+++ Passage +++
The sculptor Robert Chambers is known for wild work and has a sort of fabled reputation in Miami, where he was born and has resided for much of his life. Other than a long list of impressive CV items—a resident at Fabric, work collected by MoMA, now head of FIU’s sculpture department—it’s his stunning sculptures that garner the most attention. Motorcycles, 12-foot obsidian rocks, John Deere tractors, and hurricane debris are just some of the materials Chambers has used. His new show, Iron Oar, at Emerson Dorsch is no less ambitious, but perhaps a little more subtle.

Subtle, however, may not be the word for a salvaged battleship buoy: a giant metal ball that rolls seemingly precariously across a track on the gallery floor. Chambers, you see, is not your average figurative sculptor. An engineering mind is what enables the work, and in the metal ball (which visitors are allowed to push) are many, many oiled BBs, which help lower its center of gravity and allow it to stay course. Despite the piece’s heft, it is calm, serene, like the other works on display.

One such work is the small-scale recreation of a public installation that never got realized. Originally intended at 200 feet tall and 100 wide, Ryoanji Sky Mural, seen above, was meant to recreate the delicate geometric arrangement of the much-studied rock garden of the Ryoan-ji Zen temple in Kyoto, Japan. It does the same at this exhibition, but at about a tenth of the original vision. Other works sit throughout the gallery, which were made in the foundry of the university he works at, and have a similar sort of voluminous tranquility.

To use a dorky science metaphor: a centripetal force in Chambers’ practice is a dedication to physics and material knowledge, how things work and the laws that govern this work. But the centrifugal force for the art is playfulness, a sense of mischief. Having grown up with a mom who was a painter and sculptor and a dad who was a cellular and molecular physiologist, it’s perhaps easy to attribute where he got his skill. Less easy is knowing how he can balance two massive callings and make something fun out of it.
+++
In the passage on Robert Chambers, what fills the metal ball to lower its center of gravity?
+++ Entries supplied +++
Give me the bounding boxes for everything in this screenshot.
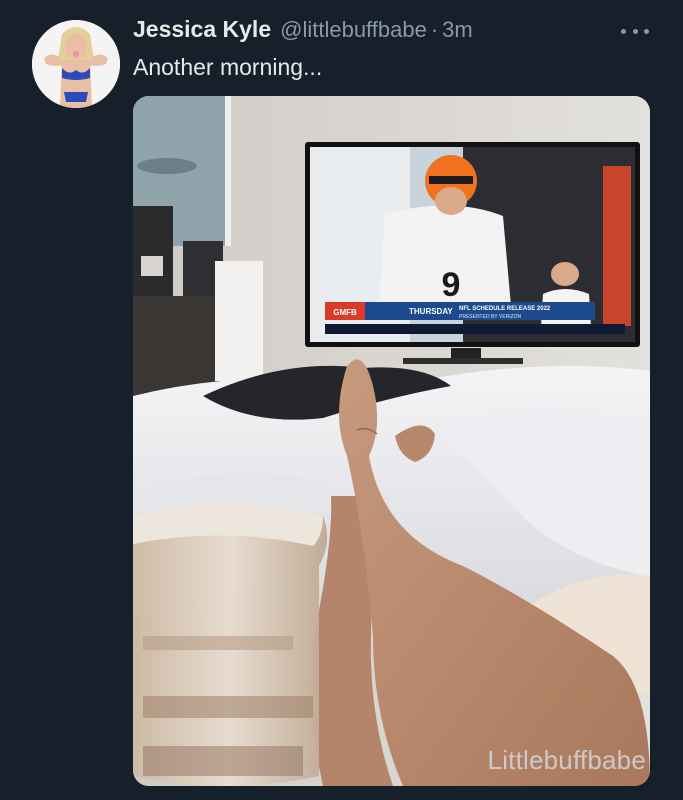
more-dot: [632, 28, 638, 34]
shelf: [215, 261, 263, 381]
avatar[interactable]: [32, 20, 120, 108]
tv-banner-sub: PRESENTED BY VERIZON: [459, 314, 522, 320]
tv-banner-badge: GMFB: [333, 308, 357, 317]
tweet-photo[interactable]: 9 GMFB THURSDAY NFL SCHEDULE RELEASE 202…: [133, 96, 650, 786]
user-handle[interactable]: @littlebuffbabe: [280, 17, 427, 43]
tv-jersey-number: 9: [442, 266, 461, 304]
tv-banner-headline: NFL SCHEDULE RELEASE 2022: [459, 306, 551, 312]
more-options-icon[interactable]: [621, 20, 649, 42]
tv-banner-day: THURSDAY: [409, 307, 453, 316]
tweet-card: Jessica Kyle @littlebuffbabe · 3m Anothe…: [0, 0, 683, 800]
photo-scene: 9 GMFB THURSDAY NFL SCHEDULE RELEASE 202…: [133, 96, 650, 786]
more-dot: [644, 28, 649, 34]
separator-dot: ·: [430, 17, 439, 42]
display-name[interactable]: Jessica Kyle: [133, 16, 271, 43]
more-dot: [621, 28, 626, 34]
watermark: Littlebuffbabe: [487, 745, 646, 775]
tweet-header: Jessica Kyle @littlebuffbabe · 3m: [133, 16, 473, 43]
avatar-image: [32, 20, 120, 108]
timestamp[interactable]: 3m: [442, 17, 473, 43]
tweet-text: Another morning...: [133, 54, 323, 80]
+++
_Solution to the exercise_: Many oiled BBs.